- **Task description**
Copy whichever lines contain the string "north".

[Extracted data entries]
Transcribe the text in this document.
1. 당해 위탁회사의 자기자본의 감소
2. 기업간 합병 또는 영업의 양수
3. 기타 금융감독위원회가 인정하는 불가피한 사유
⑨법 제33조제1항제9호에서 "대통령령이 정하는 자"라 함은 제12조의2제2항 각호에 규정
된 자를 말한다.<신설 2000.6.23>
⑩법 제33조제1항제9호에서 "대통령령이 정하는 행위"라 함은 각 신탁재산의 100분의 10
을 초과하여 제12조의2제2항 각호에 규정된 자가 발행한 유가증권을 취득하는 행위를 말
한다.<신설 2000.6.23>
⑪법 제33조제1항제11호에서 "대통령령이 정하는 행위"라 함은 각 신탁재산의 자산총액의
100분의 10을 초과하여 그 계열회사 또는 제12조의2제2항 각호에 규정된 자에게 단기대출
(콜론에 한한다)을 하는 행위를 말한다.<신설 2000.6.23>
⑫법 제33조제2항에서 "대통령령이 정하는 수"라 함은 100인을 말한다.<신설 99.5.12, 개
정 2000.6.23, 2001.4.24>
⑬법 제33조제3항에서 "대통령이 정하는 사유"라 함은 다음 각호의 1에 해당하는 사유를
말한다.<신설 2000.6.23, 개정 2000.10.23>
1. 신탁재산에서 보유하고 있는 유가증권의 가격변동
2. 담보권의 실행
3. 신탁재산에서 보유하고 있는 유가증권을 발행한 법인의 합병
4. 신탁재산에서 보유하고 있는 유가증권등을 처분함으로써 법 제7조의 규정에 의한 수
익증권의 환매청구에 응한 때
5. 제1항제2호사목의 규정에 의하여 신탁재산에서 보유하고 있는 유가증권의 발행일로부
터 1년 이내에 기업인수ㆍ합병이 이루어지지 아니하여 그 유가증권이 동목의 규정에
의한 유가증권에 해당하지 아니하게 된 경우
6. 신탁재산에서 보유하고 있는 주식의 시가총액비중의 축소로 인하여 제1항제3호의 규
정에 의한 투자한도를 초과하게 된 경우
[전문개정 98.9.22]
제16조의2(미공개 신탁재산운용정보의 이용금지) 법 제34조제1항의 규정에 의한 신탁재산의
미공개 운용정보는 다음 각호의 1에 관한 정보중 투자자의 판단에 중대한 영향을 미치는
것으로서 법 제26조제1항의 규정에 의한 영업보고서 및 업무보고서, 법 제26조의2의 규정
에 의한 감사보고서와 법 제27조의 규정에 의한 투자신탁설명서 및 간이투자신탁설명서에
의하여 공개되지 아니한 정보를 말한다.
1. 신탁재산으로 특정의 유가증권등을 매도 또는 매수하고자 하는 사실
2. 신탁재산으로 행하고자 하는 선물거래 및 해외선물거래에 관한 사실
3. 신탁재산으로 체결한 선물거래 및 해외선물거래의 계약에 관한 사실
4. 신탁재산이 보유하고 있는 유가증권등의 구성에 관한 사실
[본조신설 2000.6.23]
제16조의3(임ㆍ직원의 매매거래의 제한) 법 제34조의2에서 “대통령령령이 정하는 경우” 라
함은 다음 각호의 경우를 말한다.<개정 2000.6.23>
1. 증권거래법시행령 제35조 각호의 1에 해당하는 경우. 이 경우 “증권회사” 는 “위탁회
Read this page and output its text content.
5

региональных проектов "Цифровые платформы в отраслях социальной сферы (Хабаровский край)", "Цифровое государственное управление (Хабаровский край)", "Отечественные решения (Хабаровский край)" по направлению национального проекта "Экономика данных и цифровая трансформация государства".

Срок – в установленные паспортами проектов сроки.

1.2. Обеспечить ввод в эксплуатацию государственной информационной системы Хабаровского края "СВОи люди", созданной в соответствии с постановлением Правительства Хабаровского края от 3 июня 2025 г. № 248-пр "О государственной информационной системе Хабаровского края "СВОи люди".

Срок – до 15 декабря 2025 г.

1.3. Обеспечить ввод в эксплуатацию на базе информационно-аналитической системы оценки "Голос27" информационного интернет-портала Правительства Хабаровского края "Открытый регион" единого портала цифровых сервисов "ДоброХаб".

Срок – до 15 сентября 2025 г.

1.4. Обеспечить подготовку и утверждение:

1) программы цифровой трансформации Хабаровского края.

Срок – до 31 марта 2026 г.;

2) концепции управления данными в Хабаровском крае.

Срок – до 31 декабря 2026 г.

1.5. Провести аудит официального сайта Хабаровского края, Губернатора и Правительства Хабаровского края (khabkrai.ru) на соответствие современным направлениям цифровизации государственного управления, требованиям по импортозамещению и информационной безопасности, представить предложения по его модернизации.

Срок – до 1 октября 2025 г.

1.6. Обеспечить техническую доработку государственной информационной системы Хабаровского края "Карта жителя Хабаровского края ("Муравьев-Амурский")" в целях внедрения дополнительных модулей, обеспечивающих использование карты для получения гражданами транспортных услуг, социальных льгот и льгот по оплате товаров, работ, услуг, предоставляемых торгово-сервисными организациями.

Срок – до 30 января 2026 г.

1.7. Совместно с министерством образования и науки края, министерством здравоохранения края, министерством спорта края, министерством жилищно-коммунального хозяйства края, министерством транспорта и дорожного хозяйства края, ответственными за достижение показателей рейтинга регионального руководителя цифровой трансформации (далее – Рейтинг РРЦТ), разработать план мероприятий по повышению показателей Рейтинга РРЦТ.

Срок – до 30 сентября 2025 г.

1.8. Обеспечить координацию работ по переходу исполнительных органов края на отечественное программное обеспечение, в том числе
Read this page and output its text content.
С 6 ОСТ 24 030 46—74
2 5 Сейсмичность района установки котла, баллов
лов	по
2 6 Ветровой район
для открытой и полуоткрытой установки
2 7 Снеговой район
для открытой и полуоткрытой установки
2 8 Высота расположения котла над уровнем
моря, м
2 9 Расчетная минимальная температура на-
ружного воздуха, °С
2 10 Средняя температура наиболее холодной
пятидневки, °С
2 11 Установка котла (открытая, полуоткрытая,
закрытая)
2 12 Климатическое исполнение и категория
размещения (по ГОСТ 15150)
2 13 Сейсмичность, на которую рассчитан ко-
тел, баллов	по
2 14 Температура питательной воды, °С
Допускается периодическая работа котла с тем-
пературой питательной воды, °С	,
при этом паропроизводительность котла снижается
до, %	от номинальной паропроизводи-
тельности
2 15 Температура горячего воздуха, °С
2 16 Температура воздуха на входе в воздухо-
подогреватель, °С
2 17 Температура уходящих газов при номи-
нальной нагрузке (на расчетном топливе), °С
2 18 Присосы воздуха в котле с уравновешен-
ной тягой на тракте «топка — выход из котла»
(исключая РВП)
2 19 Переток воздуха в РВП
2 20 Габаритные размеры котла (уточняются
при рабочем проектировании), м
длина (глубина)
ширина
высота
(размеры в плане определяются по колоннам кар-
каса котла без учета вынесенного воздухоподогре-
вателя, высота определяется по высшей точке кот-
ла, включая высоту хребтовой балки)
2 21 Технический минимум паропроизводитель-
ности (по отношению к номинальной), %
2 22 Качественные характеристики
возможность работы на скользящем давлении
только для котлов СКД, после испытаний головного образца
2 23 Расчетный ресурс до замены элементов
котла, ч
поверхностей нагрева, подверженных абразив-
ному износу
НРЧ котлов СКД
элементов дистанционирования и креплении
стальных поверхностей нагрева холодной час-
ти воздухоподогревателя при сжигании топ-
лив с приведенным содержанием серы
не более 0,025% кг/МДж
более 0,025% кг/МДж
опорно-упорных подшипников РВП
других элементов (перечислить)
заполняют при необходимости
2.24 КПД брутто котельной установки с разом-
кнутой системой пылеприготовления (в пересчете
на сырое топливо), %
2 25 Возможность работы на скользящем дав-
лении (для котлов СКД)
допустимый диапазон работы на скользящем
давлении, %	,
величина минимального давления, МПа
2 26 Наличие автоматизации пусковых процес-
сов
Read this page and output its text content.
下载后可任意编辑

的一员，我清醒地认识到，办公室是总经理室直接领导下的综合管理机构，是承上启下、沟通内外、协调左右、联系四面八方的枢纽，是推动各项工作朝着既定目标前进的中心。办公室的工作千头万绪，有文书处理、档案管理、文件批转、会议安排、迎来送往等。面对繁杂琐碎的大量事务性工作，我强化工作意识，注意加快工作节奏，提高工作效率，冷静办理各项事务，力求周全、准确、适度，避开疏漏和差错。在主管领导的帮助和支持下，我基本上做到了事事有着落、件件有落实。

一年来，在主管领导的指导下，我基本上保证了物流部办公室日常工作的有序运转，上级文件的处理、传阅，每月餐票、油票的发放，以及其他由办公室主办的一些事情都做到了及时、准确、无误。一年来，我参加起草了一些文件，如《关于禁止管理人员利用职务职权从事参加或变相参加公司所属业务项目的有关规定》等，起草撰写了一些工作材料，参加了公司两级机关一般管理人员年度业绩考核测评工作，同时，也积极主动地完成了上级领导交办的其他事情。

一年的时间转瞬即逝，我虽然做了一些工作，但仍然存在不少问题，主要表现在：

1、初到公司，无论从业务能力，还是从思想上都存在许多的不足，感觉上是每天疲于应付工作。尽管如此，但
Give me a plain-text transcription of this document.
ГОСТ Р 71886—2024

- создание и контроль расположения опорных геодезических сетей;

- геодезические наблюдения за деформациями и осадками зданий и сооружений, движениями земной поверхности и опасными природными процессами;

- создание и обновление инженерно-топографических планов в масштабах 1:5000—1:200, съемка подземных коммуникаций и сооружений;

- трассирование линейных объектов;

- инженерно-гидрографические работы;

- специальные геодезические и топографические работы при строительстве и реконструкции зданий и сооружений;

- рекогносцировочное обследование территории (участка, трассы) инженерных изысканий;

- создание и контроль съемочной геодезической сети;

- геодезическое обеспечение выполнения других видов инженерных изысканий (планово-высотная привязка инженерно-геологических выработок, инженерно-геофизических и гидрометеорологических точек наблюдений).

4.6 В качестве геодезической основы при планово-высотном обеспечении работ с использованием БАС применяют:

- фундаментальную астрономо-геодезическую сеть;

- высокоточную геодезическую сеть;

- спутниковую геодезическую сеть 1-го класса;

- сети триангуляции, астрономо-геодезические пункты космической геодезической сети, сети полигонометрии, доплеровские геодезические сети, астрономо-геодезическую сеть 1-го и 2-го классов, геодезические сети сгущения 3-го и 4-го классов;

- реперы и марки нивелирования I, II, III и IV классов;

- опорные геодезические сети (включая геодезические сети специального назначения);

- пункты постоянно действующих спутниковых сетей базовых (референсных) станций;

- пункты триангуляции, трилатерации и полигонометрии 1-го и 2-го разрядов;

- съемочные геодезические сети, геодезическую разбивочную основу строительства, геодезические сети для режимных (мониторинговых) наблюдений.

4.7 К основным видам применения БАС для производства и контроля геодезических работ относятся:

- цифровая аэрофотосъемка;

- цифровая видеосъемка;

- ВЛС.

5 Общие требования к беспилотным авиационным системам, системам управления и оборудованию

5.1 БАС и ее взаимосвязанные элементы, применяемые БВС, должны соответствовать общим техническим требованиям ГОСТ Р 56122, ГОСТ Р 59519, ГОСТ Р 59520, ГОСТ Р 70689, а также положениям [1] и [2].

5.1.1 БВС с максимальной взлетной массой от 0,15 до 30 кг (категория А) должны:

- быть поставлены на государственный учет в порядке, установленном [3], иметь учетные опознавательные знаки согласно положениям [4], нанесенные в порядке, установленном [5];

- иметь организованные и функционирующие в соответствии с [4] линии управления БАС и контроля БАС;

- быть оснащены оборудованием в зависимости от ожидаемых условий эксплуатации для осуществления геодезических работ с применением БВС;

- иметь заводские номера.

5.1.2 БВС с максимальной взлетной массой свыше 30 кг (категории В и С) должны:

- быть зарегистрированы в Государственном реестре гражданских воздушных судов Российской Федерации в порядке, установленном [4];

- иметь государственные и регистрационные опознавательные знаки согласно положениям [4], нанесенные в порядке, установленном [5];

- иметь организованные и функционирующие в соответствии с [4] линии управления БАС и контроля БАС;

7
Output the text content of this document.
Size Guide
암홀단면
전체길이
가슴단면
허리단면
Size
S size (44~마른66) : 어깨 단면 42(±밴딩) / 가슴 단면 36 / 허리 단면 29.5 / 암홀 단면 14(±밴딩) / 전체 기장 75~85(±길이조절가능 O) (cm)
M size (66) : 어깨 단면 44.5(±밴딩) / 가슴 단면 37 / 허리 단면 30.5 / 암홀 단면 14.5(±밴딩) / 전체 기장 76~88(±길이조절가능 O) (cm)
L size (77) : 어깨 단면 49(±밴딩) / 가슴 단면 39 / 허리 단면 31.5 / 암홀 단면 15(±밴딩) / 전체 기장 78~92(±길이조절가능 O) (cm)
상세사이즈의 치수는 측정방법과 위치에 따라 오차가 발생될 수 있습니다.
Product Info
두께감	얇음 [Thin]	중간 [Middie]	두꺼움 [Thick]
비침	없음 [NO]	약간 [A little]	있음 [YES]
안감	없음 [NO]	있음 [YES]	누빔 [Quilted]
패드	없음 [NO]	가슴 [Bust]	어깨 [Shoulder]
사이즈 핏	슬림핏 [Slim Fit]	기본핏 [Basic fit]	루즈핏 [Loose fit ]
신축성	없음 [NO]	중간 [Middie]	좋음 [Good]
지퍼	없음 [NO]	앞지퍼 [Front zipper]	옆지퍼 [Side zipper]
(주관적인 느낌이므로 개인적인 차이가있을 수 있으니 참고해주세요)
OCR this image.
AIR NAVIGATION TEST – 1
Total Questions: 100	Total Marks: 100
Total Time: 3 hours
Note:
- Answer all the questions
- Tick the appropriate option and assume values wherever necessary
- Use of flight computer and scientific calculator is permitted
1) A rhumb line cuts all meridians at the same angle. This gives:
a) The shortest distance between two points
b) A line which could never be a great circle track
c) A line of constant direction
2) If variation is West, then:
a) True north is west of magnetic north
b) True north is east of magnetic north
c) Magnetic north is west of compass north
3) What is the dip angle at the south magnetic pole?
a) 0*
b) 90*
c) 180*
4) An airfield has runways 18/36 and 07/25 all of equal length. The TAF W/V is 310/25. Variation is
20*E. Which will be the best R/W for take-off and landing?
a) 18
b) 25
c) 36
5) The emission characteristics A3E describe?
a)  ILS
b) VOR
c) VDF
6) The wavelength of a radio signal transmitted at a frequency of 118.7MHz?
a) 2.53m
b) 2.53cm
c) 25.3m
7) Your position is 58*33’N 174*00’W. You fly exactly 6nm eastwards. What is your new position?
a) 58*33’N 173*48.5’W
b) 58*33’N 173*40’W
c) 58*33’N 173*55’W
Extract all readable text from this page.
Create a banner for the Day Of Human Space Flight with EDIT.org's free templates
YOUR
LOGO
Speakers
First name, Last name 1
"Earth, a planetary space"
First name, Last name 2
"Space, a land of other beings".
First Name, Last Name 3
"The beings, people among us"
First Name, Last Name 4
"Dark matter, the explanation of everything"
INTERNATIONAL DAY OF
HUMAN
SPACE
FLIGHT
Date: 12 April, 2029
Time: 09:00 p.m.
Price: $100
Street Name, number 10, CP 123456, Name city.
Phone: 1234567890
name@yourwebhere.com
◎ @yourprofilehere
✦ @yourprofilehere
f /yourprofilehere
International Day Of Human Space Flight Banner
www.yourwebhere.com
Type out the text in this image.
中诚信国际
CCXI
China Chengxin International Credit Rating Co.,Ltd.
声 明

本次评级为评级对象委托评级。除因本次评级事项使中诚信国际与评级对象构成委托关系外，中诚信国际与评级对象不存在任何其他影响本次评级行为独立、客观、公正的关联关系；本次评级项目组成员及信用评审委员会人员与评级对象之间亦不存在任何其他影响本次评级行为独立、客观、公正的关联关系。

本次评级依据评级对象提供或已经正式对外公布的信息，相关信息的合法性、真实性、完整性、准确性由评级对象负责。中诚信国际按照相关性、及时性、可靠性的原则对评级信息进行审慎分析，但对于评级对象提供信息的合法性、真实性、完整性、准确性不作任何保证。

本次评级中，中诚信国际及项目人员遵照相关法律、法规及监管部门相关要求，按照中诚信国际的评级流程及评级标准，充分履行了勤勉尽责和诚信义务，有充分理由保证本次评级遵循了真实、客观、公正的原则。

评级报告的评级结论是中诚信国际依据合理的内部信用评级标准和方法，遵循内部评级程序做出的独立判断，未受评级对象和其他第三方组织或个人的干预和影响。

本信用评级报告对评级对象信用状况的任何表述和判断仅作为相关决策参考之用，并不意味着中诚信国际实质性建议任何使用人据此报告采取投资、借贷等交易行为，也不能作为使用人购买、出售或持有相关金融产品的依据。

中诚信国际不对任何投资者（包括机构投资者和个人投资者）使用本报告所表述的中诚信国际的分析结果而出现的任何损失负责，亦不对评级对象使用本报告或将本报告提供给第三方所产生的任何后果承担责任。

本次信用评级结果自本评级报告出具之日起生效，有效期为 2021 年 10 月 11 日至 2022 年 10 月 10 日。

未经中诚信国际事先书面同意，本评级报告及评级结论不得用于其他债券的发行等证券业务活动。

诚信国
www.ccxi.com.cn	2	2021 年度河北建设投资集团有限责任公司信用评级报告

- **Solution to this task**
a) True north is west of magnetic north
b) True north is east of magnetic north
c) Magnetic north is west of compass north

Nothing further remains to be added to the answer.